The first one is thinking about, is that dividend going to be safe? As we saw through the financial crisis, dividends often are cut in times of stress, and avoiding those cuts can be a big part of dividend investing success.

Economic moats are probably the first thing you want to look at. Companies with narrow or wide economic moats have strong competitive advantages. They can keep competitors at bay, and … if the economy were to decline, certainly they're going to feel pain, but they're probably going to feel less pain than the companies that just don't have those sustainable advantages, and don't have those customer-switching costs and things like that. So, that's a good sign for them being able to continue to get the cash in the door to really keep their distribution the same.

Part of that is also looking at financial health. A company that has potentially a lot of debt, that could be running into problems with their creditors who are going to say, hey, you can't make those dividend payments anymore; you need to save that money for debt service. [Companies with] cash positions that maybe don't look so great. A company with good financial health is going to be much more likely to be able to maintain their dividend versus one in poor financial health.

++++

### Task to carry out
Restate the dividend safety passage from "The first one" through "distribution the same.", substituting "strain" for "pain" wherever it occurs. The entries after this point come from a separate source.

++++

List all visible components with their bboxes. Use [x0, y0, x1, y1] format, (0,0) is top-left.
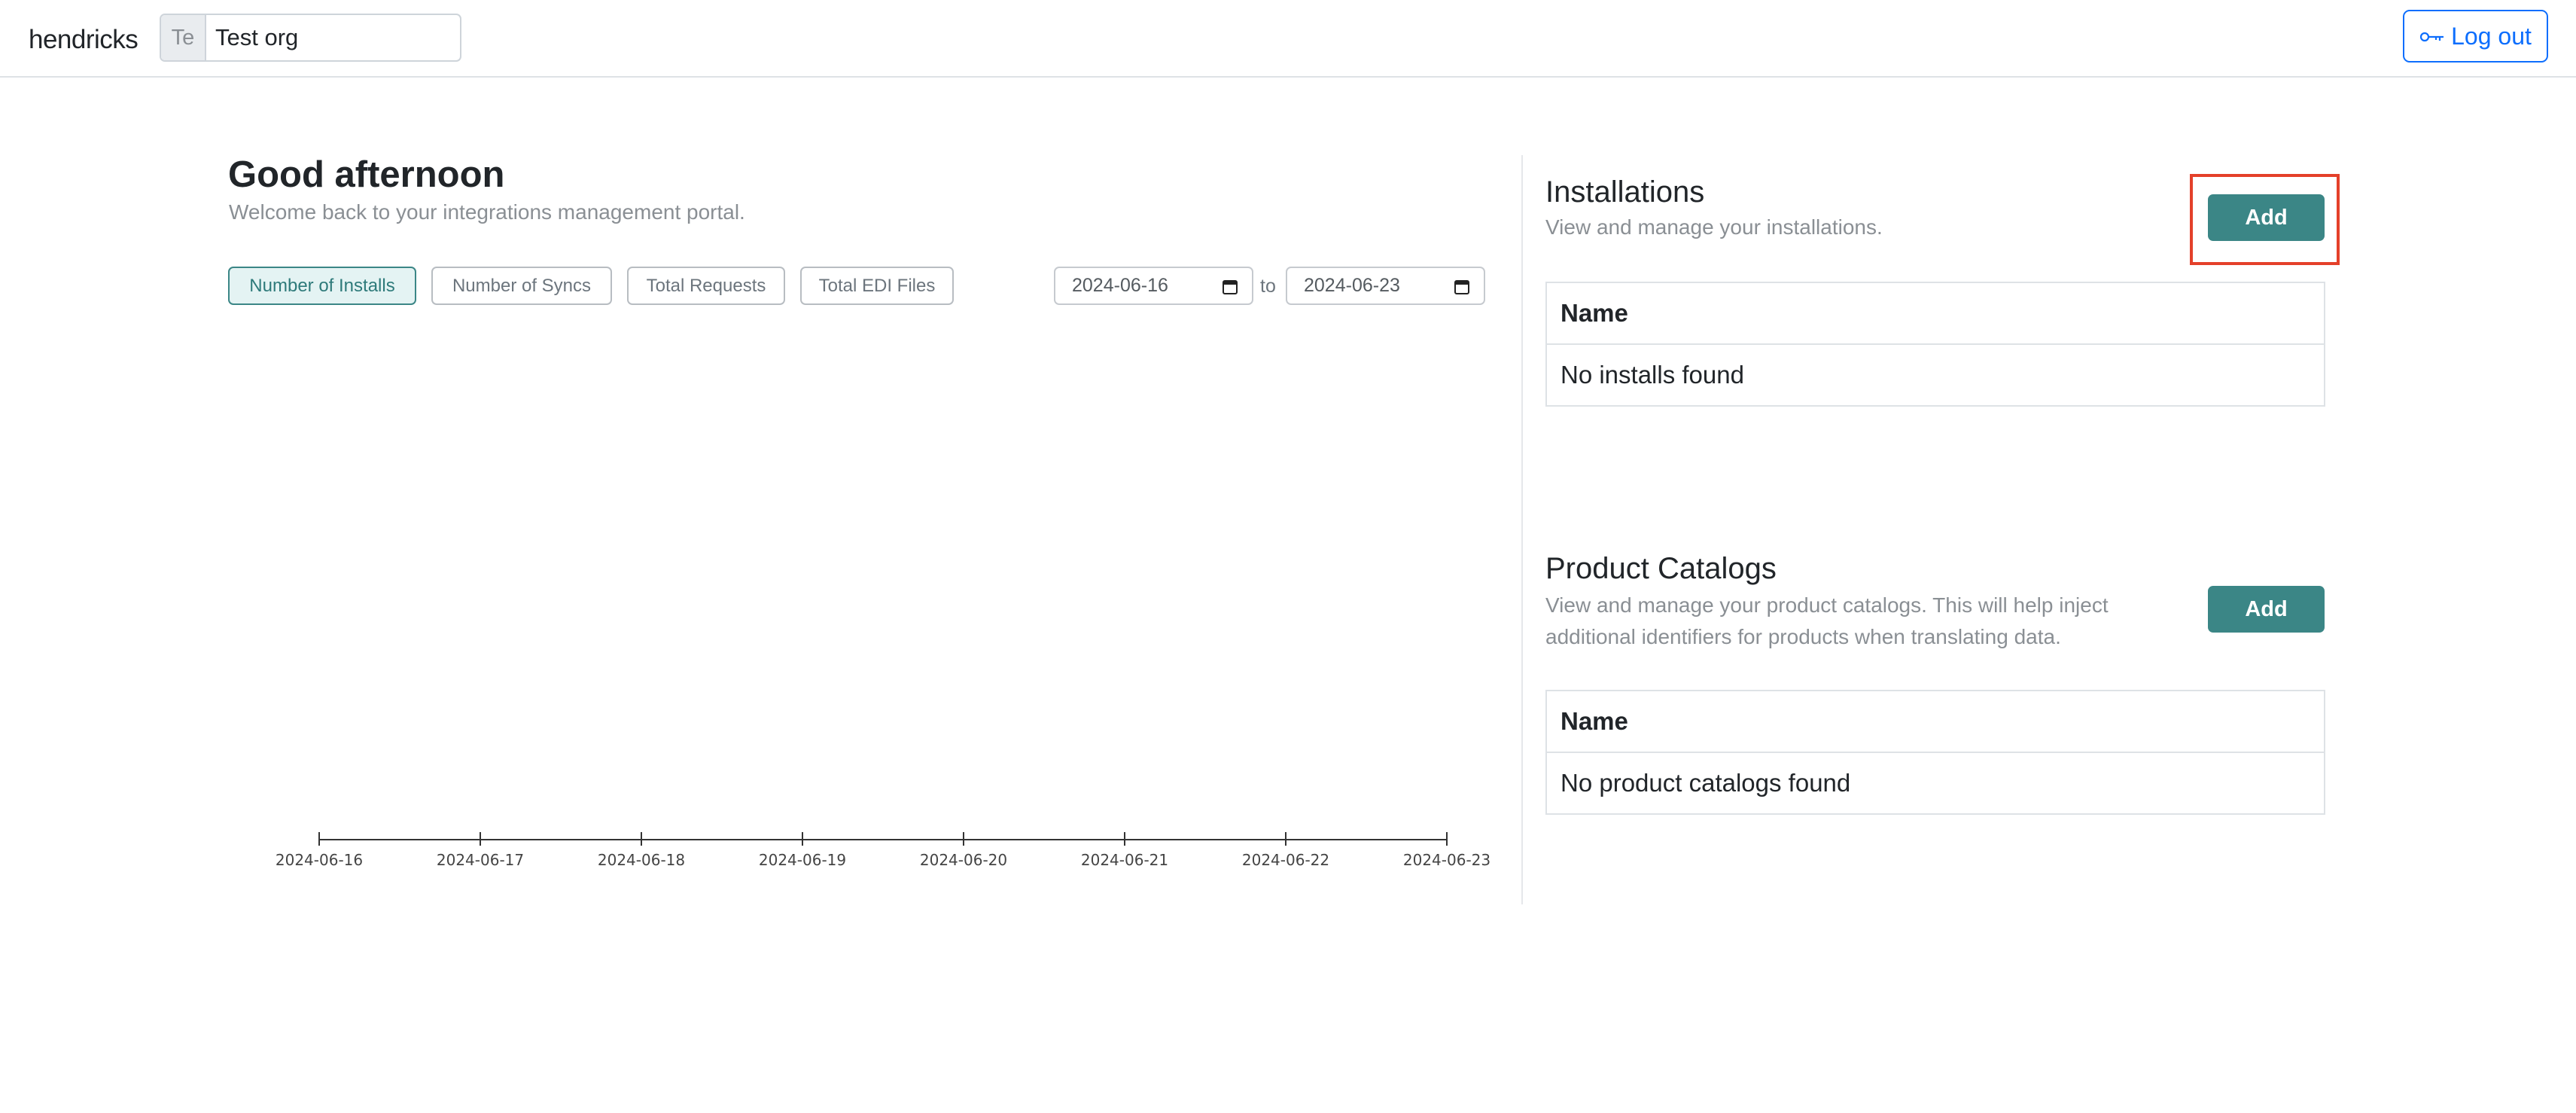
calendar-icon[interactable] — [1222, 279, 1238, 295]
end-date-value: 2024-06-23 — [1304, 275, 1400, 296]
add-catalog-button[interactable]: Add — [2208, 586, 2325, 633]
tab-number-of-installs[interactable]: Number of Installs — [228, 267, 416, 305]
logout-button[interactable]: Log out — [2403, 10, 2548, 63]
tab-total-edi-files[interactable]: Total EDI Files — [800, 267, 954, 305]
start-date-value: 2024-06-16 — [1072, 275, 1168, 296]
installations-name-header: Name — [1547, 283, 2324, 345]
x-axis-tick-label: 2024-06-16 — [276, 851, 363, 869]
catalogs-name-header: Name — [1547, 691, 2324, 753]
date-range-separator: to — [1260, 276, 1276, 297]
x-axis-tick-label: 2024-06-21 — [1081, 851, 1168, 869]
logout-label: Log out — [2451, 22, 2532, 50]
x-axis-tick-label: 2024-06-17 — [437, 851, 524, 869]
x-axis-tick-label: 2024-06-23 — [1403, 851, 1490, 869]
catalogs-subtitle-line2: additional identifiers for products when… — [1545, 625, 2061, 648]
start-date-input[interactable]: 2024-06-16 — [1054, 267, 1253, 305]
key-icon — [2419, 23, 2445, 50]
calendar-icon[interactable] — [1454, 279, 1470, 295]
installs-chart: 2024-06-16 2024-06-17 2024-06-18 2024-06-19… — [276, 832, 1490, 869]
greeting-heading: Good afternoon — [228, 154, 505, 195]
end-date-input[interactable]: 2024-06-23 — [1286, 267, 1485, 305]
x-axis-tick-label: 2024-06-22 — [1242, 851, 1329, 869]
column-divider — [1521, 155, 1523, 904]
installations-subtitle: View and manage your installations. — [1545, 215, 1883, 239]
catalogs-empty-row: No product catalogs found — [1561, 769, 1851, 797]
catalogs-table: Name No product catalogs found — [1545, 690, 2325, 815]
brand-logo[interactable]: hendricks — [29, 25, 139, 55]
catalogs-title: Product Catalogs — [1545, 552, 1777, 585]
installations-title: Installations — [1545, 175, 1705, 209]
x-axis-tick-label: 2024-06-20 — [920, 851, 1007, 869]
tab-number-of-syncs[interactable]: Number of Syncs — [431, 267, 612, 305]
catalogs-subtitle-line1: View and manage your product catalogs. T… — [1545, 593, 2109, 617]
welcome-text: Welcome back to your integrations manage… — [229, 200, 745, 224]
x-axis-tick-label: 2024-06-18 — [598, 851, 685, 869]
installations-table: Name No installs found — [1545, 282, 2325, 407]
x-axis-tick-label: 2024-06-19 — [759, 851, 846, 869]
tab-total-requests[interactable]: Total Requests — [627, 267, 785, 305]
installations-empty-row: No installs found — [1561, 361, 1744, 389]
org-abbr-badge: Te — [161, 15, 206, 60]
org-name: Test org — [215, 24, 299, 50]
top-navbar: hendricks Te Test org Log out — [0, 0, 2576, 78]
add-installation-button[interactable]: Add — [2208, 194, 2325, 241]
org-selector[interactable]: Te Test org — [160, 14, 461, 62]
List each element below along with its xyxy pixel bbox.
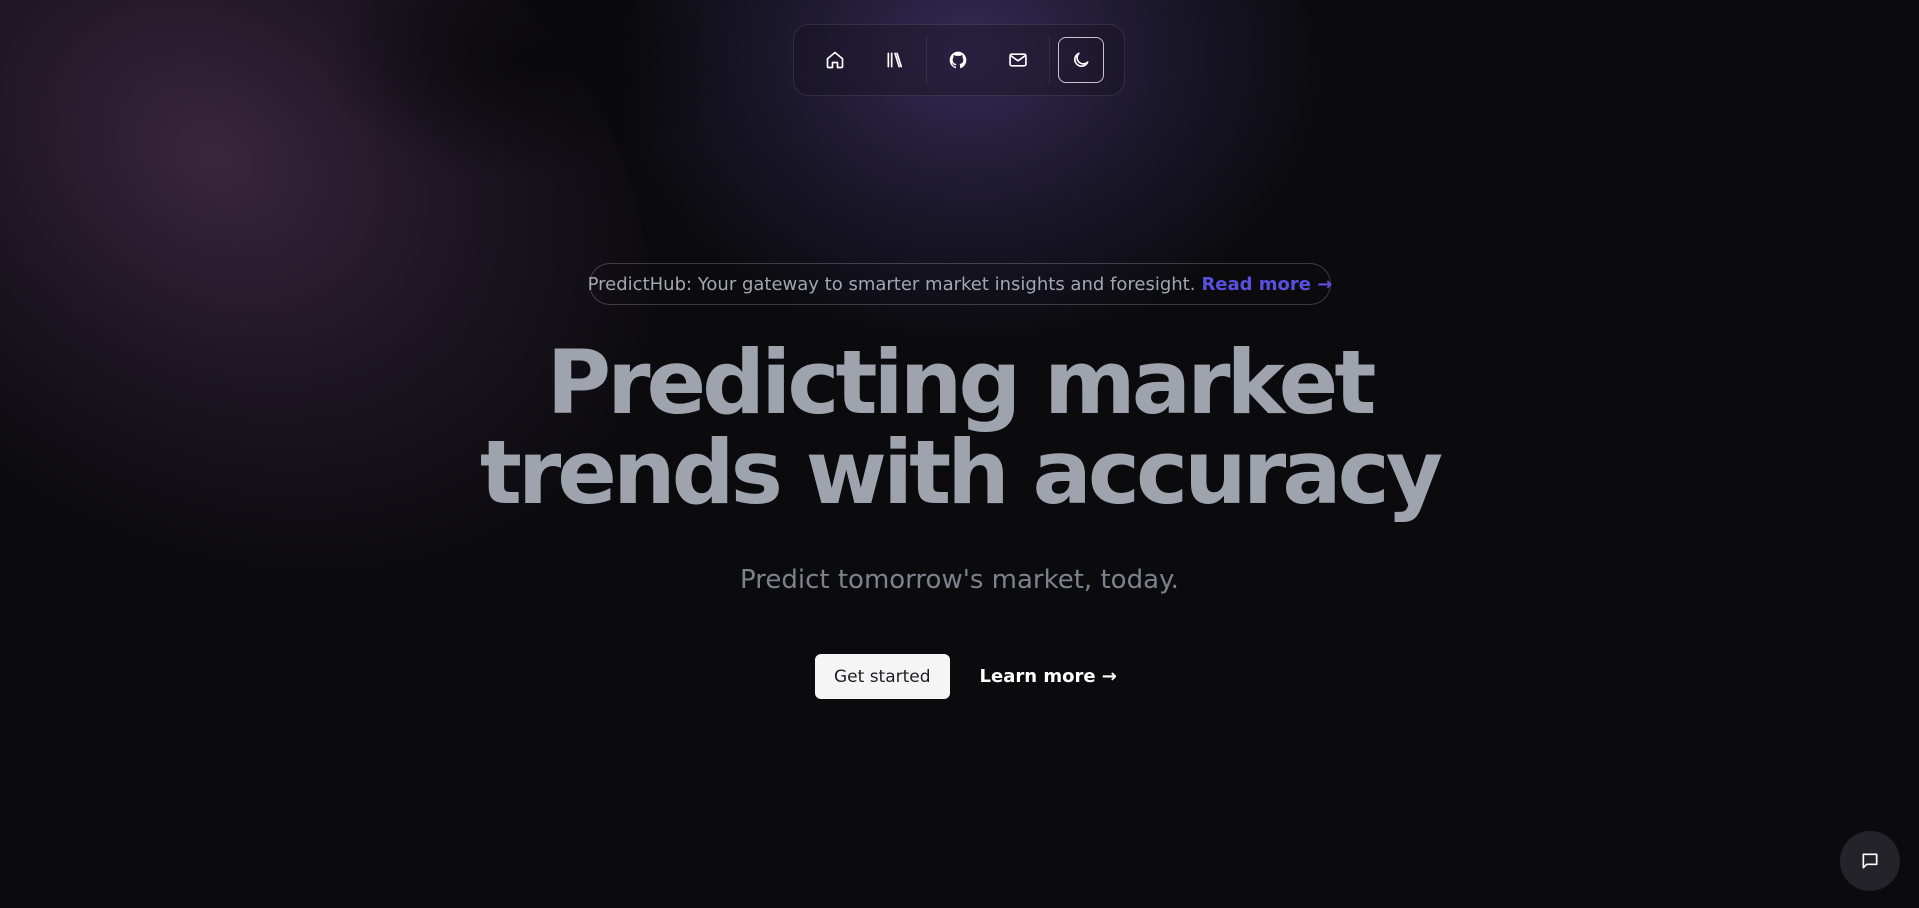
learn-more-link[interactable]: Learn more → [980, 666, 1117, 687]
announcement-banner: PredictHub: Your gateway to smarter mark… [587, 263, 1332, 305]
theme-toggle-button[interactable] [1058, 37, 1104, 83]
hero-title-line-1: Predicting market [546, 331, 1377, 434]
chat-button[interactable] [1840, 831, 1900, 891]
chat-icon [1862, 853, 1878, 869]
nav-divider [1049, 36, 1050, 84]
moon-icon [1074, 52, 1089, 67]
library-icon [887, 52, 903, 68]
nav-library-button[interactable] [872, 37, 918, 83]
github-icon [949, 51, 967, 69]
home-icon [826, 51, 844, 69]
hero-title-line-2: trends with accuracy [479, 421, 1443, 524]
read-more-link[interactable]: Read more → [1201, 274, 1332, 295]
nav-mail-button[interactable] [995, 37, 1041, 83]
hero-subtitle: Predict tomorrow's market, today. [740, 565, 1179, 595]
nav-github-button[interactable] [935, 37, 981, 83]
top-nav [793, 24, 1125, 96]
nav-divider [926, 36, 927, 84]
hero-title: Predicting market trends with accuracy [0, 338, 1919, 518]
banner-text: PredictHub: Your gateway to smarter mark… [587, 273, 1196, 295]
landing-page: PredictHub: Your gateway to smarter mark… [0, 0, 1919, 908]
get-started-button[interactable]: Get started [815, 654, 950, 699]
nav-home-button[interactable] [812, 37, 858, 83]
cta-group: Get started Learn more → [815, 654, 1117, 699]
mail-icon [1009, 53, 1027, 67]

++++

### Task solution
The first one is thinking about, is that dividend going to be safe? As we saw through the financial crisis, dividends often are cut in times of stress, and avoiding those cuts can be a big part of dividend investing success.

Economic moats are probably the first thing you want to look at. Companies with narrow or wide economic moats have strong competitive advantages. They can keep competitors at bay, and … if the economy were to decline, certainly they're going to feel strain, but they're probably going to feel less strain than the companies that just don't have those sustainable advantages, and don't have those customer-switching costs and things like that. So, that's a good sign for them being able to continue to get the cash in the door to really keep their distribution the same.